**What the exercise asks**
Each line of the material must be repeated precisely, with the pictures left out.
-- start Recorded data --
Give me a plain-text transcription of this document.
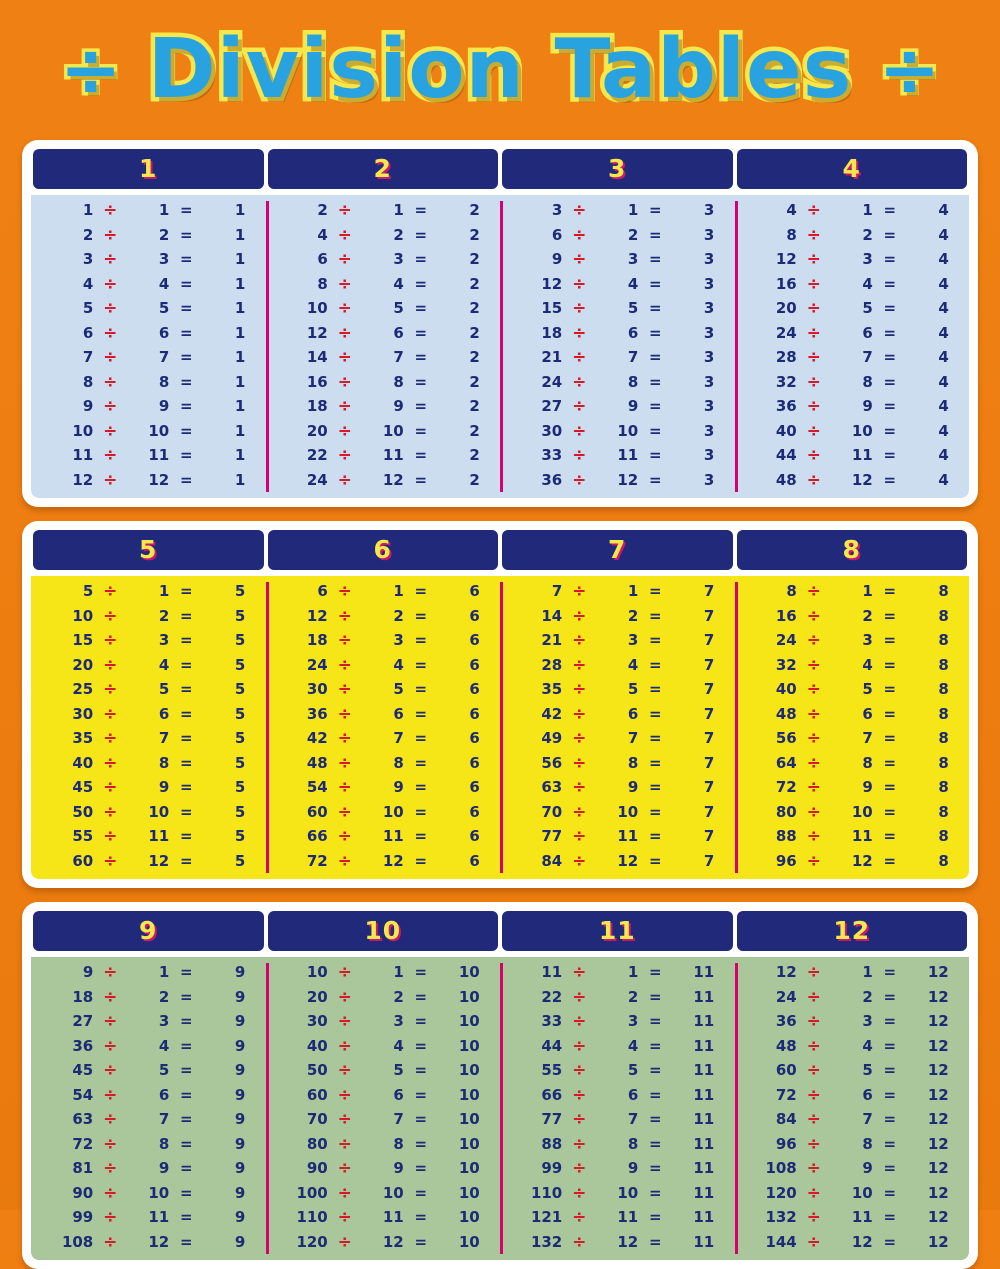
÷ Division Tables ÷
1
1 ÷	1 =	1
2 ÷	2 =	1
3 ÷	3 =	1
4 ÷	4 =	1
5 ÷	5 =	1
6 ÷	6 =	1
7 ÷	7 =	1
8 ÷	8 =	1
9 ÷	9 =	1
10 ÷	10 =	1
11 ÷	11 =	1
12 ÷	12 =	1
2
2 ÷	1 =	2
4 ÷	2 =	2
6 ÷	3 =	2
8 ÷	4 =	2
10 ÷	5 =	2
12 ÷	6 =	2
14 ÷	7 =	2
16 ÷	8 =	2
18 ÷	9 =	2
20 ÷	10 =	2
22 ÷	11 =	2
24 ÷	12 =	2
3
3 ÷	1 =	3
6 ÷	2 =	3
9 ÷	3 =	3
12 ÷	4 =	3
15 ÷	5 =	3
18 ÷	6 =	3
21 ÷	7 =	3
24 ÷	8 =	3
27 ÷	9 =	3
30 ÷	10 =	3
33 ÷	11 =	3
36 ÷	12 =	3
4
4 ÷	1 =	4
8 ÷	2 =	4
12 ÷	3 =	4
16 ÷	4 =	4
20 ÷	5 =	4
24 ÷	6 =	4
28 ÷	7 =	4
32 ÷	8 =	4
36 ÷	9 =	4
40 ÷	10 =	4
44 ÷	11 =	4
48 ÷	12 =	4
5
5 ÷	1 =	5
10 ÷	2 =	5
15 ÷	3 =	5
20 ÷	4 =	5
25 ÷	5 =	5
30 ÷	6 =	5
35 ÷	7 =	5
40 ÷	8 =	5
45 ÷	9 =	5
50 ÷	10 =	5
55 ÷	11 =	5
60 ÷	12 =	5
6
6 ÷	1 =	6
12 ÷	2 =	6
18 ÷	3 =	6
24 ÷	4 =	6
30 ÷	5 =	6
36 ÷	6 =	6
42 ÷	7 =	6
48 ÷	8 =	6
54 ÷	9 =	6
60 ÷	10 =	6
66 ÷	11 =	6
72 ÷	12 =	6
7
7 ÷	1 =	7
14 ÷	2 =	7
21 ÷	3 =	7
28 ÷	4 =	7
35 ÷	5 =	7
42 ÷	6 =	7
49 ÷	7 =	7
56 ÷	8 =	7
63 ÷	9 =	7
70 ÷	10 =	7
77 ÷	11 =	7
84 ÷	12 =	7
8
8 ÷	1 =	8
16 ÷	2 =	8
24 ÷	3 =	8
32 ÷	4 =	8
40 ÷	5 =	8
48 ÷	6 =	8
56 ÷	7 =	8
64 ÷	8 =	8
72 ÷	9 =	8
80 ÷	10 =	8
88 ÷	11 =	8
96 ÷	12 =	8
9
9 ÷	1 =	9
18 ÷	2 =	9
27 ÷	3 =	9
36 ÷	4 =	9
45 ÷	5 =	9
54 ÷	6 =	9
63 ÷	7 =	9
72 ÷	8 =	9
81 ÷	9 =	9
90 ÷	10 =	9
99 ÷	11 =	9
108 ÷	12 =	9
10
10 ÷	1 =	10
20 ÷	2 =	10
30 ÷	3 =	10
40 ÷	4 =	10
50 ÷	5 =	10
60 ÷	6 =	10
70 ÷	7 =	10
80 ÷	8 =	10
90 ÷	9 =	10
100 ÷	10 =	10
110 ÷	11 =	10
120 ÷	12 =	10
11
11 ÷	1 =	11
22 ÷	2 =	11
33 ÷	3 =	11
44 ÷	4 =	11
55 ÷	5 =	11
66 ÷	6 =	11
77 ÷	7 =	11
88 ÷	8 =	11
99 ÷	9 =	11
110 ÷	10 =	11
121 ÷	11 =	11
132 ÷	12 =	11
12
12 ÷	1 =	12
24 ÷	2 =	12
36 ÷	3 =	12
48 ÷	4 =	12
60 ÷	5 =	12
72 ÷	6 =	12
84 ÷	7 =	12
96 ÷	8 =	12
108 ÷	9 =	12
120 ÷	10 =	12
132 ÷	11 =	12
144 ÷	12 =	12
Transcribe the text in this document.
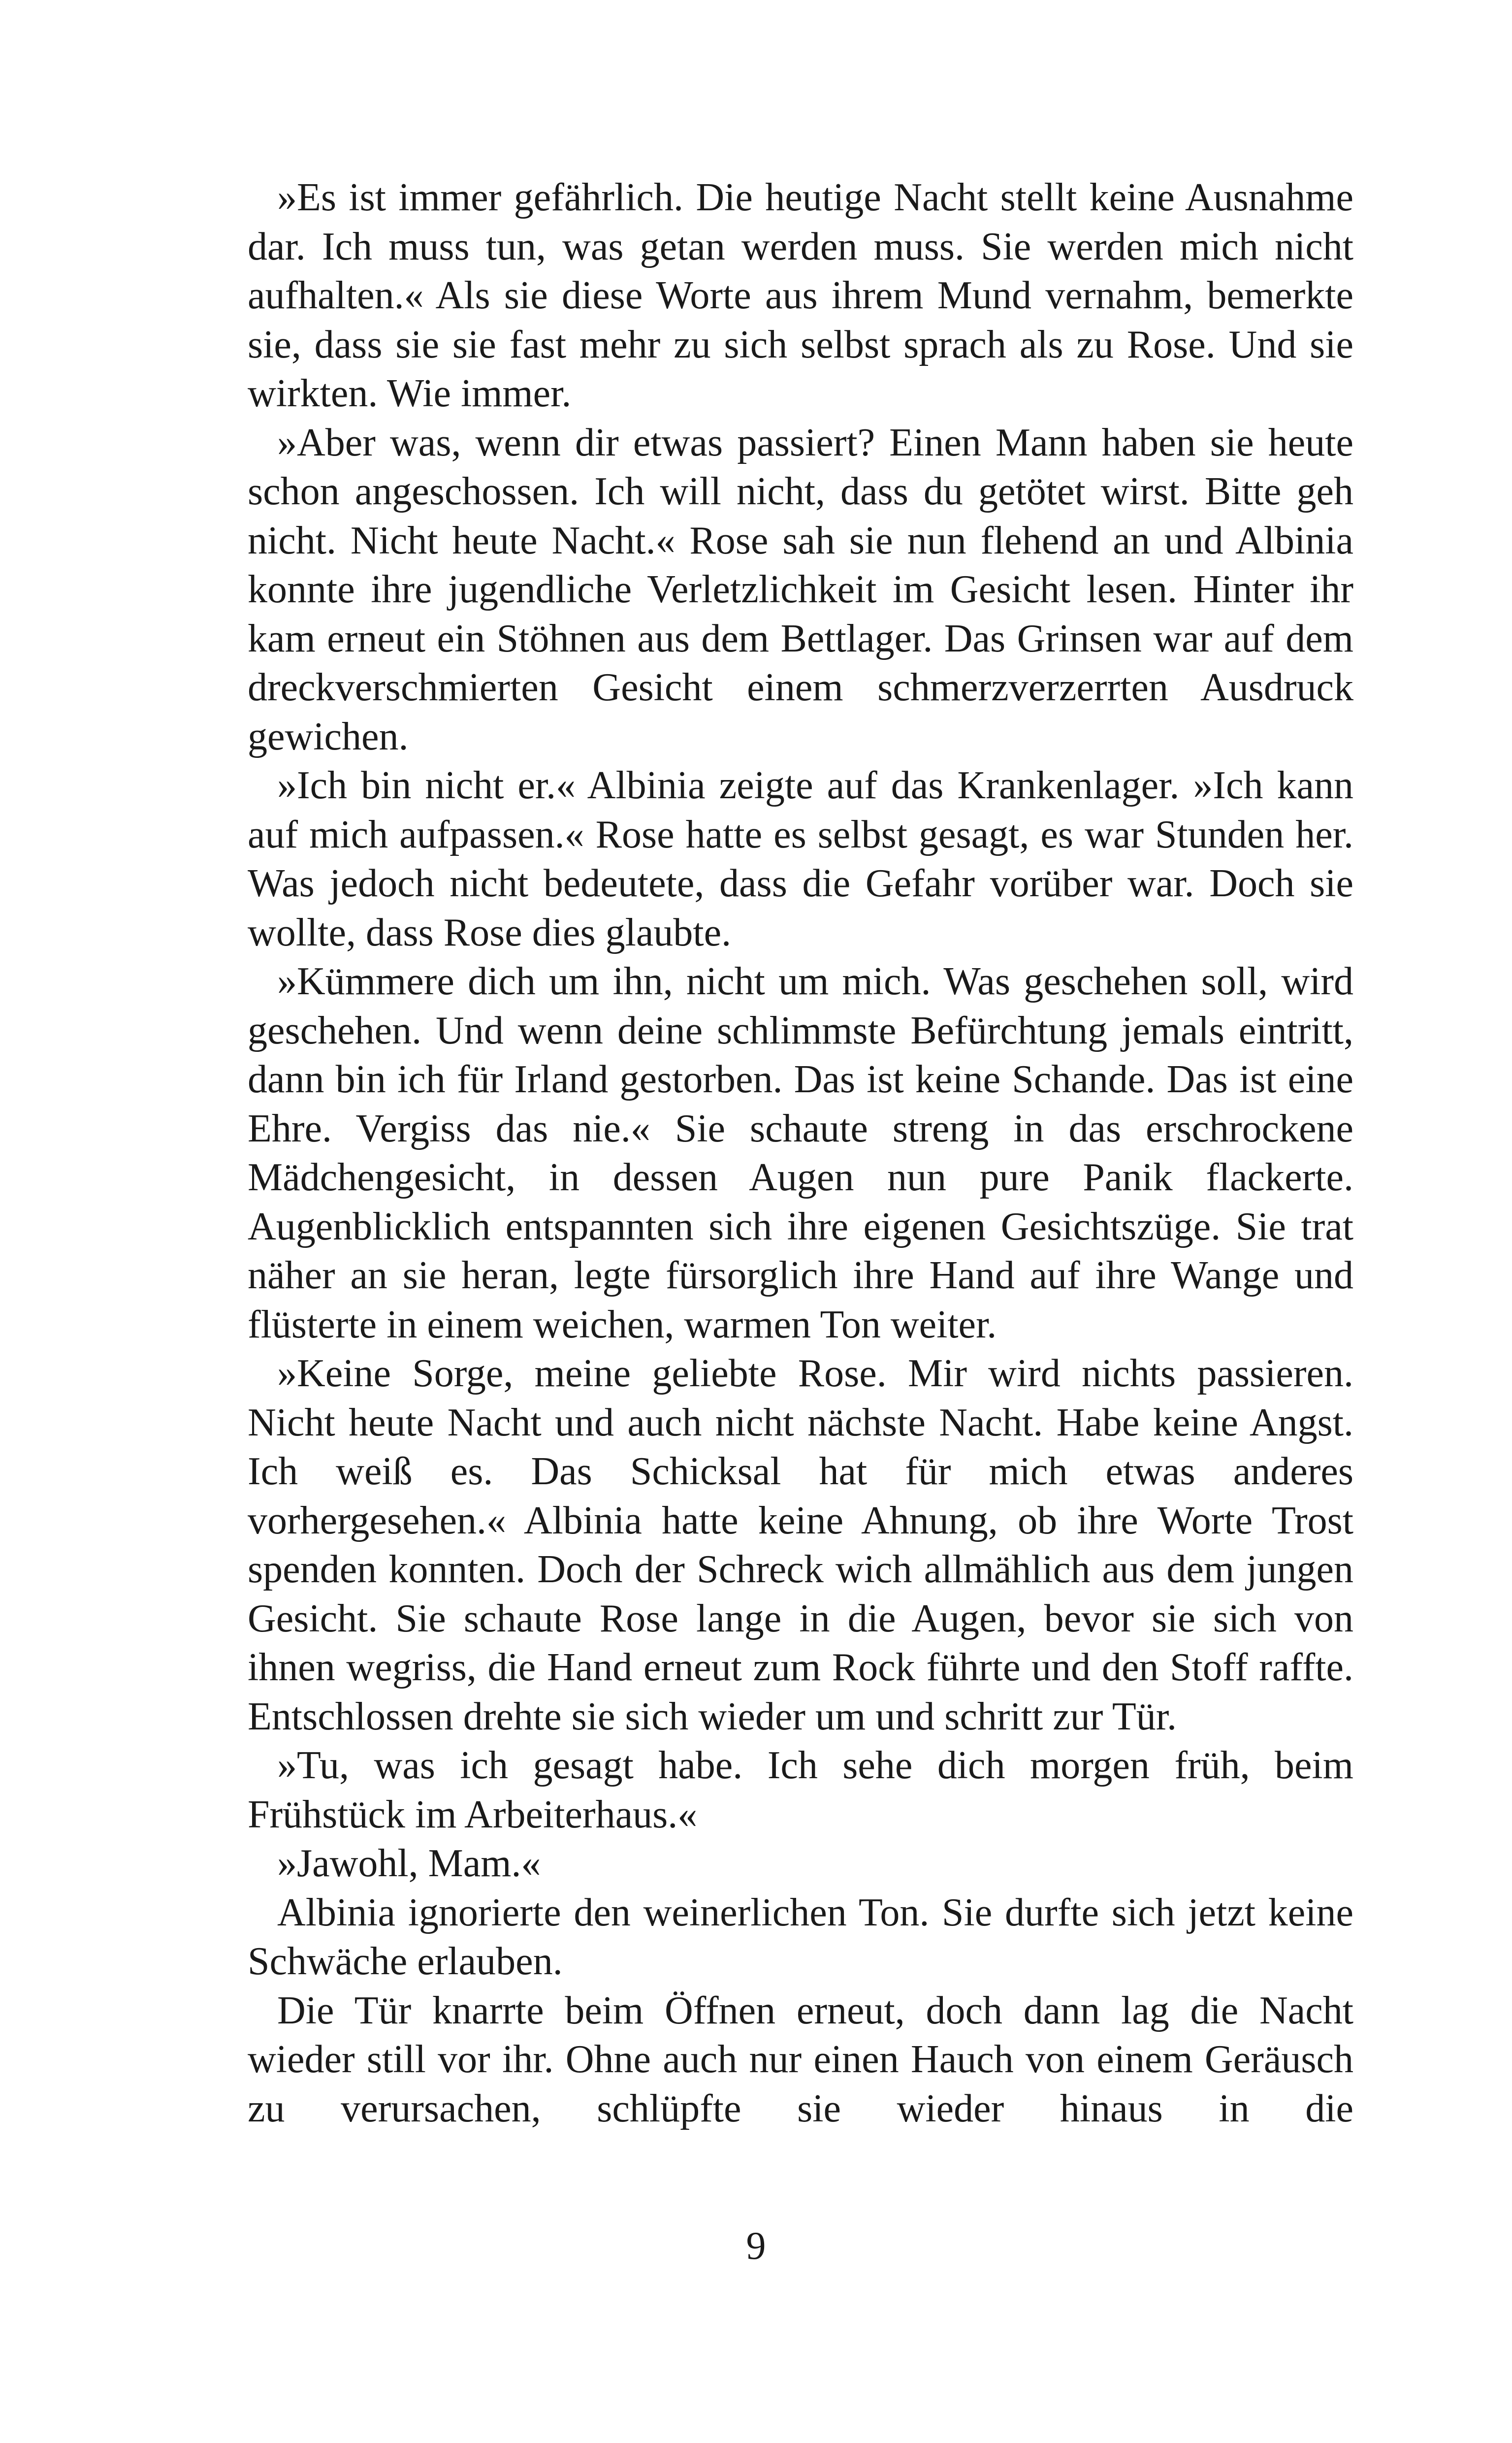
»Es ist immer gefährlich. Die heutige Nacht stellt keine Ausnahme dar. Ich muss tun, was getan werden muss. Sie werden mich nicht aufhalten.« Als sie diese Worte aus ihrem Mund vernahm, bemerkte sie, dass sie sie fast mehr zu sich selbst sprach als zu Rose. Und sie wirkten. Wie immer.

»Aber was, wenn dir etwas passiert? Einen Mann haben sie heute schon angeschossen. Ich will nicht, dass du getötet wirst. Bitte geh nicht. Nicht heute Nacht.« Rose sah sie nun flehend an und Albinia konnte ihre jugendliche Verletzlichkeit im Gesicht lesen. Hinter ihr kam erneut ein Stöhnen aus dem Bettlager. Das Grinsen war auf dem dreckverschmierten Gesicht einem schmerzverzerrten Ausdruck gewichen.

»Ich bin nicht er.« Albinia zeigte auf das Krankenlager. »Ich kann auf mich aufpassen.« Rose hatte es selbst gesagt, es war Stunden her. Was jedoch nicht bedeutete, dass die Gefahr vorüber war. Doch sie wollte, dass Rose dies glaubte.

»Kümmere dich um ihn, nicht um mich. Was geschehen soll, wird geschehen. Und wenn deine schlimmste Befürchtung jemals eintritt, dann bin ich für Irland gestorben. Das ist keine Schande. Das ist eine Ehre. Vergiss das nie.« Sie schaute streng in das erschrockene Mädchengesicht, in dessen Augen nun pure Panik flackerte. Augenblicklich entspannten sich ihre eigenen Gesichtszüge. Sie trat näher an sie heran, legte fürsorglich ihre Hand auf ihre Wange und flüsterte in einem weichen, warmen Ton weiter.

»Keine Sorge, meine geliebte Rose. Mir wird nichts passieren. Nicht heute Nacht und auch nicht nächste Nacht. Habe keine Angst. Ich weiß es. Das Schicksal hat für mich etwas anderes vorhergesehen.« Albinia hatte keine Ahnung, ob ihre Worte Trost spenden konnten. Doch der Schreck wich allmählich aus dem jungen Gesicht. Sie schaute Rose lange in die Augen, bevor sie sich von ihnen wegriss, die Hand erneut zum Rock führte und den Stoff raffte. Entschlossen drehte sie sich wieder um und schritt zur Tür.

»Tu, was ich gesagt habe. Ich sehe dich morgen früh, beim Frühstück im Arbeiterhaus.«

»Jawohl, Mam.«

Albinia ignorierte den weinerlichen Ton. Sie durfte sich jetzt keine Schwäche erlauben.

Die Tür knarrte beim Öffnen erneut, doch dann lag die Nacht wieder still vor ihr. Ohne auch nur einen Hauch von einem Geräusch zu verursachen, schlüpfte sie wieder hinaus in die

9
-- end Recorded data --
**Response to the task**
Give me a plain-text transcription of this document.
÷ Division Tables ÷
1
1 ÷	1 =	1
2 ÷	2 =	1
3 ÷	3 =	1
4 ÷	4 =	1
5 ÷	5 =	1
6 ÷	6 =	1
7 ÷	7 =	1
8 ÷	8 =	1
9 ÷	9 =	1
10 ÷	10 =	1
11 ÷	11 =	1
12 ÷	12 =	1
2
2 ÷	1 =	2
4 ÷	2 =	2
6 ÷	3 =	2
8 ÷	4 =	2
10 ÷	5 =	2
12 ÷	6 =	2
14 ÷	7 =	2
16 ÷	8 =	2
18 ÷	9 =	2
20 ÷	10 =	2
22 ÷	11 =	2
24 ÷	12 =	2
3
3 ÷	1 =	3
6 ÷	2 =	3
9 ÷	3 =	3
12 ÷	4 =	3
15 ÷	5 =	3
18 ÷	6 =	3
21 ÷	7 =	3
24 ÷	8 =	3
27 ÷	9 =	3
30 ÷	10 =	3
33 ÷	11 =	3
36 ÷	12 =	3
4
4 ÷	1 =	4
8 ÷	2 =	4
12 ÷	3 =	4
16 ÷	4 =	4
20 ÷	5 =	4
24 ÷	6 =	4
28 ÷	7 =	4
32 ÷	8 =	4
36 ÷	9 =	4
40 ÷	10 =	4
44 ÷	11 =	4
48 ÷	12 =	4
5
5 ÷	1 =	5
10 ÷	2 =	5
15 ÷	3 =	5
20 ÷	4 =	5
25 ÷	5 =	5
30 ÷	6 =	5
35 ÷	7 =	5
40 ÷	8 =	5
45 ÷	9 =	5
50 ÷	10 =	5
55 ÷	11 =	5
60 ÷	12 =	5
6
6 ÷	1 =	6
12 ÷	2 =	6
18 ÷	3 =	6
24 ÷	4 =	6
30 ÷	5 =	6
36 ÷	6 =	6
42 ÷	7 =	6
48 ÷	8 =	6
54 ÷	9 =	6
60 ÷	10 =	6
66 ÷	11 =	6
72 ÷	12 =	6
7
7 ÷	1 =	7
14 ÷	2 =	7
21 ÷	3 =	7
28 ÷	4 =	7
35 ÷	5 =	7
42 ÷	6 =	7
49 ÷	7 =	7
56 ÷	8 =	7
63 ÷	9 =	7
70 ÷	10 =	7
77 ÷	11 =	7
84 ÷	12 =	7
8
8 ÷	1 =	8
16 ÷	2 =	8
24 ÷	3 =	8
32 ÷	4 =	8
40 ÷	5 =	8
48 ÷	6 =	8
56 ÷	7 =	8
64 ÷	8 =	8
72 ÷	9 =	8
80 ÷	10 =	8
88 ÷	11 =	8
96 ÷	12 =	8
9
9 ÷	1 =	9
18 ÷	2 =	9
27 ÷	3 =	9
36 ÷	4 =	9
45 ÷	5 =	9
54 ÷	6 =	9
63 ÷	7 =	9
72 ÷	8 =	9
81 ÷	9 =	9
90 ÷	10 =	9
99 ÷	11 =	9
108 ÷	12 =	9
10
10 ÷	1 =	10
20 ÷	2 =	10
30 ÷	3 =	10
40 ÷	4 =	10
50 ÷	5 =	10
60 ÷	6 =	10
70 ÷	7 =	10
80 ÷	8 =	10
90 ÷	9 =	10
100 ÷	10 =	10
110 ÷	11 =	10
120 ÷	12 =	10
11
11 ÷	1 =	11
22 ÷	2 =	11
33 ÷	3 =	11
44 ÷	4 =	11
55 ÷	5 =	11
66 ÷	6 =	11
77 ÷	7 =	11
88 ÷	8 =	11
99 ÷	9 =	11
110 ÷	10 =	11
121 ÷	11 =	11
132 ÷	12 =	11
12
12 ÷	1 =	12
24 ÷	2 =	12
36 ÷	3 =	12
48 ÷	4 =	12
60 ÷	5 =	12
72 ÷	6 =	12
84 ÷	7 =	12
96 ÷	8 =	12
108 ÷	9 =	12
120 ÷	10 =	12
132 ÷	11 =	12
144 ÷	12 =	12
Transcribe the text in this document.
»Es ist immer gefährlich. Die heutige Nacht stellt keine Ausnahme dar. Ich muss tun, was getan werden muss. Sie werden mich nicht aufhalten.« Als sie diese Worte aus ihrem Mund vernahm, bemerkte sie, dass sie sie fast mehr zu sich selbst sprach als zu Rose. Und sie wirkten. Wie immer.

»Aber was, wenn dir etwas passiert? Einen Mann haben sie heute schon angeschossen. Ich will nicht, dass du getötet wirst. Bitte geh nicht. Nicht heute Nacht.« Rose sah sie nun flehend an und Albinia konnte ihre jugendliche Verletzlichkeit im Gesicht lesen. Hinter ihr kam erneut ein Stöhnen aus dem Bettlager. Das Grinsen war auf dem dreckverschmierten Gesicht einem schmerzverzerrten Ausdruck gewichen.

»Ich bin nicht er.« Albinia zeigte auf das Krankenlager. »Ich kann auf mich aufpassen.« Rose hatte es selbst gesagt, es war Stunden her. Was jedoch nicht bedeutete, dass die Gefahr vorüber war. Doch sie wollte, dass Rose dies glaubte.

»Kümmere dich um ihn, nicht um mich. Was geschehen soll, wird geschehen. Und wenn deine schlimmste Befürchtung jemals eintritt, dann bin ich für Irland gestorben. Das ist keine Schande. Das ist eine Ehre. Vergiss das nie.« Sie schaute streng in das erschrockene Mädchengesicht, in dessen Augen nun pure Panik flackerte. Augenblicklich entspannten sich ihre eigenen Gesichtszüge. Sie trat näher an sie heran, legte fürsorglich ihre Hand auf ihre Wange und flüsterte in einem weichen, warmen Ton weiter.

»Keine Sorge, meine geliebte Rose. Mir wird nichts passieren. Nicht heute Nacht und auch nicht nächste Nacht. Habe keine Angst. Ich weiß es. Das Schicksal hat für mich etwas anderes vorhergesehen.« Albinia hatte keine Ahnung, ob ihre Worte Trost spenden konnten. Doch der Schreck wich allmählich aus dem jungen Gesicht. Sie schaute Rose lange in die Augen, bevor sie sich von ihnen wegriss, die Hand erneut zum Rock führte und den Stoff raffte. Entschlossen drehte sie sich wieder um und schritt zur Tür.

»Tu, was ich gesagt habe. Ich sehe dich morgen früh, beim Frühstück im Arbeiterhaus.«

»Jawohl, Mam.«

Albinia ignorierte den weinerlichen Ton. Sie durfte sich jetzt keine Schwäche erlauben.

Die Tür knarrte beim Öffnen erneut, doch dann lag die Nacht wieder still vor ihr. Ohne auch nur einen Hauch von einem Geräusch zu verursachen, schlüpfte sie wieder hinaus in die

9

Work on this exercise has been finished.